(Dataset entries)

•••••

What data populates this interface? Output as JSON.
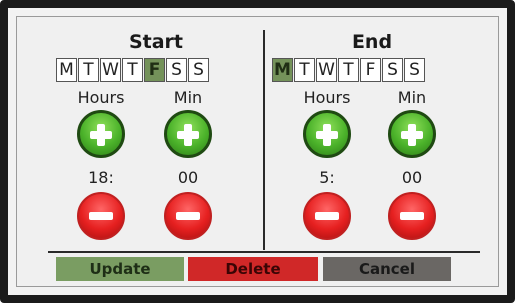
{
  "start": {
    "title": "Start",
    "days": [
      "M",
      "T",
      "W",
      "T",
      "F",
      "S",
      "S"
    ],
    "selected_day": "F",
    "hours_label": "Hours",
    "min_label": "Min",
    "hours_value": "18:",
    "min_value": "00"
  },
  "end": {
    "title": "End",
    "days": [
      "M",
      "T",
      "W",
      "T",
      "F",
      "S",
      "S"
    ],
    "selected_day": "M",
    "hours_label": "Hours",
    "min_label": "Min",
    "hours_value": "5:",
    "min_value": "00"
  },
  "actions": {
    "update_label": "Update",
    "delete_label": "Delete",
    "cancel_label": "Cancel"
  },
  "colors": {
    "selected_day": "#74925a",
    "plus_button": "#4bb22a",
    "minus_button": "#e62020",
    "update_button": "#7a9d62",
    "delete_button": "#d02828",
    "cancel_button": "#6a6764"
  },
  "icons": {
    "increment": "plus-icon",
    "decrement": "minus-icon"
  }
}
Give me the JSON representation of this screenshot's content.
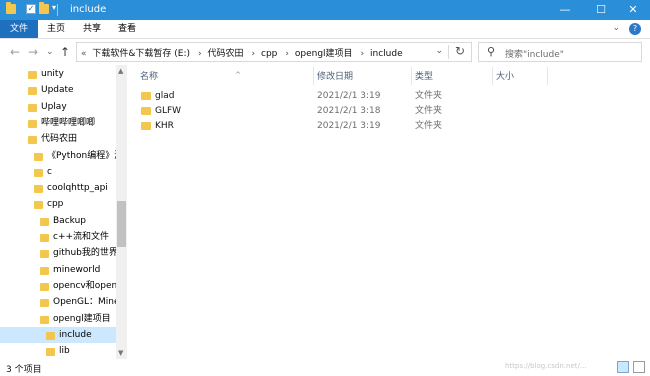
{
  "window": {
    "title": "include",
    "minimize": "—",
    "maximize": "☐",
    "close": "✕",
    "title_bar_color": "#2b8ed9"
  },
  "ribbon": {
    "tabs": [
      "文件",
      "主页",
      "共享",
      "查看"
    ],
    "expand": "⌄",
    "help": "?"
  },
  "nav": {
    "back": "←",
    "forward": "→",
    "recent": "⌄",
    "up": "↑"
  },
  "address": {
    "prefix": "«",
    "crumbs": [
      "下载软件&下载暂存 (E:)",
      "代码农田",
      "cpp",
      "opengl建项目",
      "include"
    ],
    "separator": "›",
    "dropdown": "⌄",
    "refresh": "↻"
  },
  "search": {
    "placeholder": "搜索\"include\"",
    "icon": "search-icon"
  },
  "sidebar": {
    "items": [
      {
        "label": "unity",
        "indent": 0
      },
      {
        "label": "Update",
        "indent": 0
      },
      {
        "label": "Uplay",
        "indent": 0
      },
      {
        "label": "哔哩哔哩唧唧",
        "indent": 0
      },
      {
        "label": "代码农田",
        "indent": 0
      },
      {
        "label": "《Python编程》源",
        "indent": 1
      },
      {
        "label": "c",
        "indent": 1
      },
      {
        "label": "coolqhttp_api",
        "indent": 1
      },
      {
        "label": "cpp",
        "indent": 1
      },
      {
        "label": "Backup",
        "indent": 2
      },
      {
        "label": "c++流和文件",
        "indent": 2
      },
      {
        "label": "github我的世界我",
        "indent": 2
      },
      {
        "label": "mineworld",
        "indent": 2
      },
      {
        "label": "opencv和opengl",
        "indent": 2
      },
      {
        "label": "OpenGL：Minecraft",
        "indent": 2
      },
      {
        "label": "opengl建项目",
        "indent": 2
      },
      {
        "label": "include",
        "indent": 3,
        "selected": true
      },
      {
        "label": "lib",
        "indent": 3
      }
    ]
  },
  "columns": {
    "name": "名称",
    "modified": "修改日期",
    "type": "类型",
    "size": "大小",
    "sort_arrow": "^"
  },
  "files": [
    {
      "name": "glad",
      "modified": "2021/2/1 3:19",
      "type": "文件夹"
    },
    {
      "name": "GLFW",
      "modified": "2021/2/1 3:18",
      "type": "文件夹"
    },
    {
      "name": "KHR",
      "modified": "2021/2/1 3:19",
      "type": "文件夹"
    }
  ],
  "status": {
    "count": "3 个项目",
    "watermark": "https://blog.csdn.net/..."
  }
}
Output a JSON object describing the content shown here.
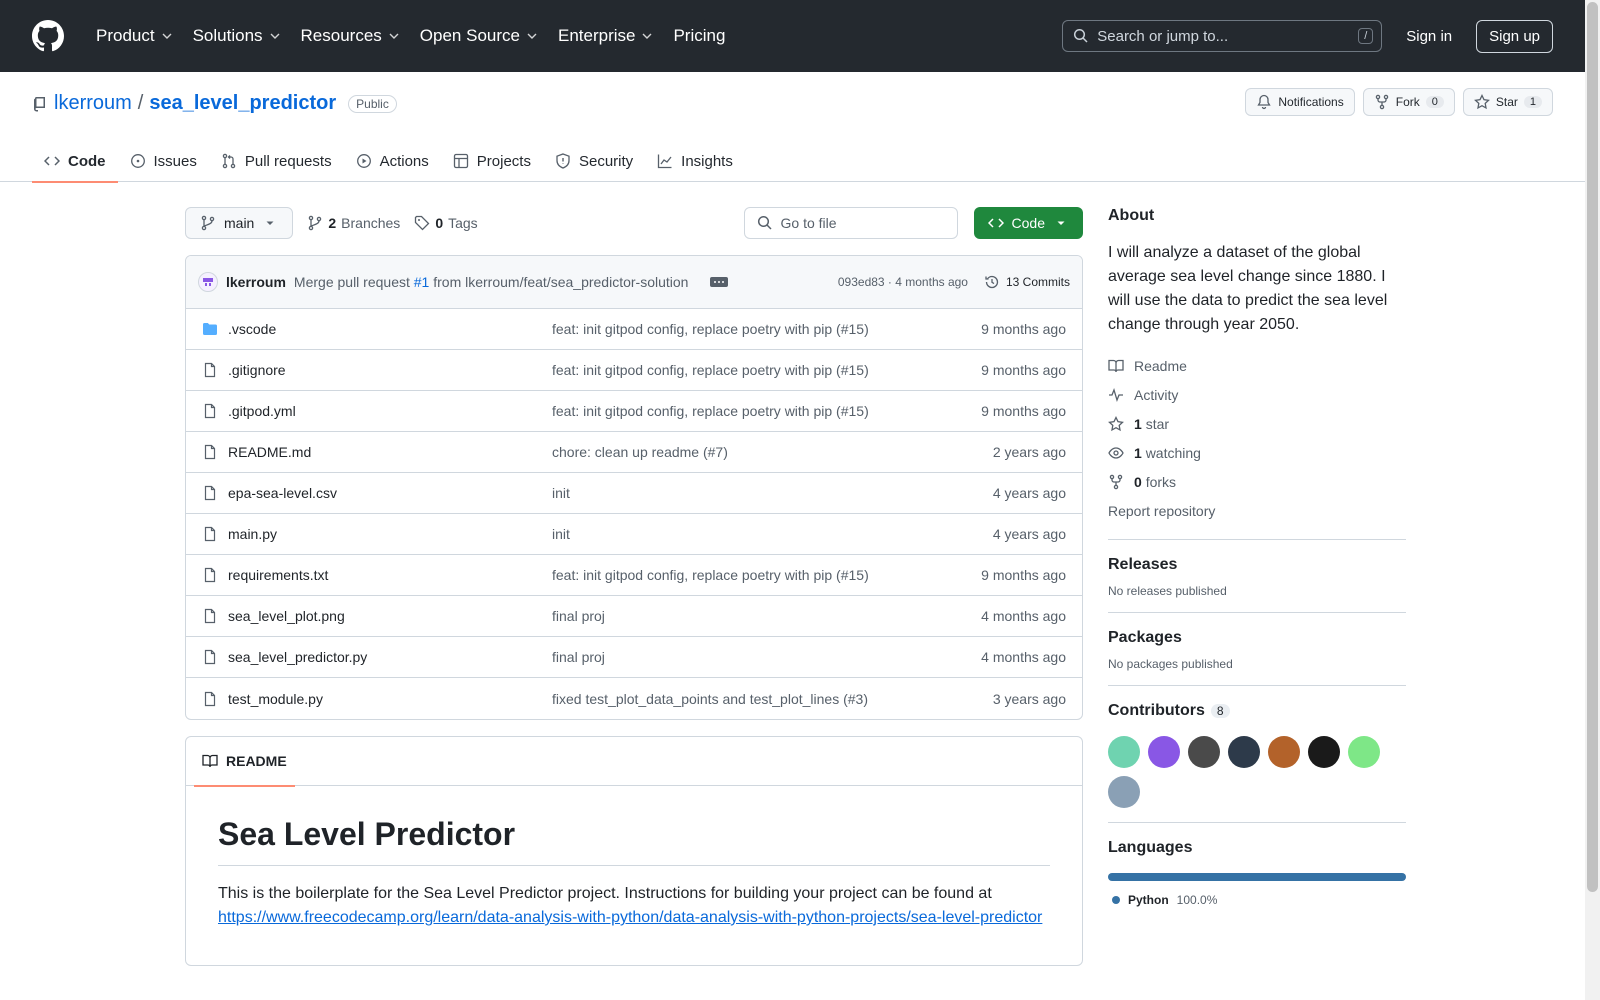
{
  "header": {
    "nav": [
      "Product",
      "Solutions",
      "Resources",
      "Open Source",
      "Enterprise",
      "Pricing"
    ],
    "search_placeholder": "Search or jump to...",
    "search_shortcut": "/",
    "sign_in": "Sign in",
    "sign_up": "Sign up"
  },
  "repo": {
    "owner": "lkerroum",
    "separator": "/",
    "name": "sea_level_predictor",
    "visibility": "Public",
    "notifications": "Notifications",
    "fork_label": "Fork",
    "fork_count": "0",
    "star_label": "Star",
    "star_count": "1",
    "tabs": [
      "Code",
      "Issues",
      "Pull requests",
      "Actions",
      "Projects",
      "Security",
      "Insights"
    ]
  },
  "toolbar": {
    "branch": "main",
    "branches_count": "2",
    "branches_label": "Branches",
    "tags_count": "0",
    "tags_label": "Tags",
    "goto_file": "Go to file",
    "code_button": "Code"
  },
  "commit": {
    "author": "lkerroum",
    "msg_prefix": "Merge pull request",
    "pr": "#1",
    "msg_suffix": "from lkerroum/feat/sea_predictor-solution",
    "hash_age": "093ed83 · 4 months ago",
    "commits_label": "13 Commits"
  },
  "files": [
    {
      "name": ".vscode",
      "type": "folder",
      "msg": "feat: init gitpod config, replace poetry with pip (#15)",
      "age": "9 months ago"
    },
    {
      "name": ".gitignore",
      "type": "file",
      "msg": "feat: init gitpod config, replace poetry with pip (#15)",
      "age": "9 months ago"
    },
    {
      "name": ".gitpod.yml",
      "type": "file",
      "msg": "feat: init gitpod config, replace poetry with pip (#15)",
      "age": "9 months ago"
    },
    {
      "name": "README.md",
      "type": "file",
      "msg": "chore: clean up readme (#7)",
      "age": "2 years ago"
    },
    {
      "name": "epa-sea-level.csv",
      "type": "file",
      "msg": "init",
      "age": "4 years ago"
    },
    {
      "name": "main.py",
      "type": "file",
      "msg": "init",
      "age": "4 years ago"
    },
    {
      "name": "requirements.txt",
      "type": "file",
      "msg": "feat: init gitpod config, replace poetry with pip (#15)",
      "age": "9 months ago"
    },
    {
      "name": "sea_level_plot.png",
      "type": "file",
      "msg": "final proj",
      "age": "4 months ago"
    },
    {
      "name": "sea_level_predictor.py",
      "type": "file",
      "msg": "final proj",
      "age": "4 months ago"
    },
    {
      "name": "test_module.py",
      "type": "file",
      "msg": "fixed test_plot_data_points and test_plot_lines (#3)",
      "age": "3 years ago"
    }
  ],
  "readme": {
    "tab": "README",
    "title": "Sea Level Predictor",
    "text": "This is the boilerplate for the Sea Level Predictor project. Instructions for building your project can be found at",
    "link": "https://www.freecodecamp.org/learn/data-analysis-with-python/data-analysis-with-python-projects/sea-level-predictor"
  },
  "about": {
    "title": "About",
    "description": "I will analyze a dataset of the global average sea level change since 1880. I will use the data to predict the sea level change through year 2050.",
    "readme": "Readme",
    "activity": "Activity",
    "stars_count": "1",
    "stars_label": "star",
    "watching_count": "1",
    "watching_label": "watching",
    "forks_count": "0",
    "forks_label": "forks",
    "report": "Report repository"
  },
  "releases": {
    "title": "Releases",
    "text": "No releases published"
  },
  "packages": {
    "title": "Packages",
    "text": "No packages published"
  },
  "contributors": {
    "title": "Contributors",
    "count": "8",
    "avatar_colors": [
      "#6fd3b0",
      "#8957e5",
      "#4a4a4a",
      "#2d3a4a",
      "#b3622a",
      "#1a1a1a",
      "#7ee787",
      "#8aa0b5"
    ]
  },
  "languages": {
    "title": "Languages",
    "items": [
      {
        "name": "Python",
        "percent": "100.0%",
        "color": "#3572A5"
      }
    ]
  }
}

•••••

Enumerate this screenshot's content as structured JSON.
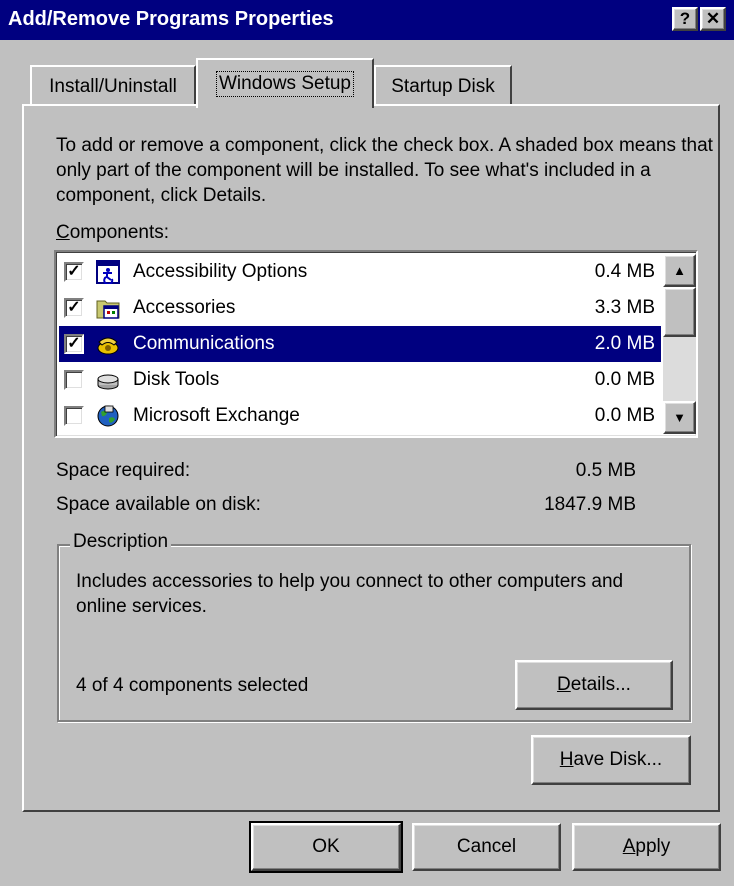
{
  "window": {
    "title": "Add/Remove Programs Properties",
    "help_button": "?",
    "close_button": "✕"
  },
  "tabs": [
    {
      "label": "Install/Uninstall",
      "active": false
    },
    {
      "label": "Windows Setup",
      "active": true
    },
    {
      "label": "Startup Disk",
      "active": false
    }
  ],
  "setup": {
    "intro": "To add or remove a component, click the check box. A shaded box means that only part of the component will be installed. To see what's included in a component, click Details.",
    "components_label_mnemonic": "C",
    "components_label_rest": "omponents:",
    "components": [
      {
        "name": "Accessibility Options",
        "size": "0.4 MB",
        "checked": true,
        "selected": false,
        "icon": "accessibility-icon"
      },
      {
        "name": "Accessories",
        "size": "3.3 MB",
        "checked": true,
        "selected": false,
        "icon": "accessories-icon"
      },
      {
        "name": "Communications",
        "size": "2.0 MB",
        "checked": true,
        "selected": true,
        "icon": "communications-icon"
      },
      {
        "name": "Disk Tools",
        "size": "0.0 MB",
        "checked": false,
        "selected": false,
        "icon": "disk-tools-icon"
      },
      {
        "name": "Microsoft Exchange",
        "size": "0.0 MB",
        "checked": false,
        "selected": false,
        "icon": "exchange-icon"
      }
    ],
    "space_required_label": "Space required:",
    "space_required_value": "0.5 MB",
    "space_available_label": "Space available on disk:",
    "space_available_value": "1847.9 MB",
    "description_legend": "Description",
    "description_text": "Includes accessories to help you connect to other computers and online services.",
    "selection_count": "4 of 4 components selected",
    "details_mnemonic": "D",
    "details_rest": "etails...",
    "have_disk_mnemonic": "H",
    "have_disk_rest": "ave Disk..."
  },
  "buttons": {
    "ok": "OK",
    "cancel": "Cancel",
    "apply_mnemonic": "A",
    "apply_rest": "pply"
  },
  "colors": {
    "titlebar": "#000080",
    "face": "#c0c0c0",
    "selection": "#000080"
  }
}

•••••

** PROMPT **
Copy out each line of the records that holds the string "will".

** ANSWER TO THE PROBLEM **
    "description": "I will analyze a dataset of the global average sea level change since 1880. I will use the data to predict the sea level change through year 2050.",
    "intro": "To add or remove a component, click the check box. A shaded box means that only part of the component will be installed. To see what's included in a component, click Details.",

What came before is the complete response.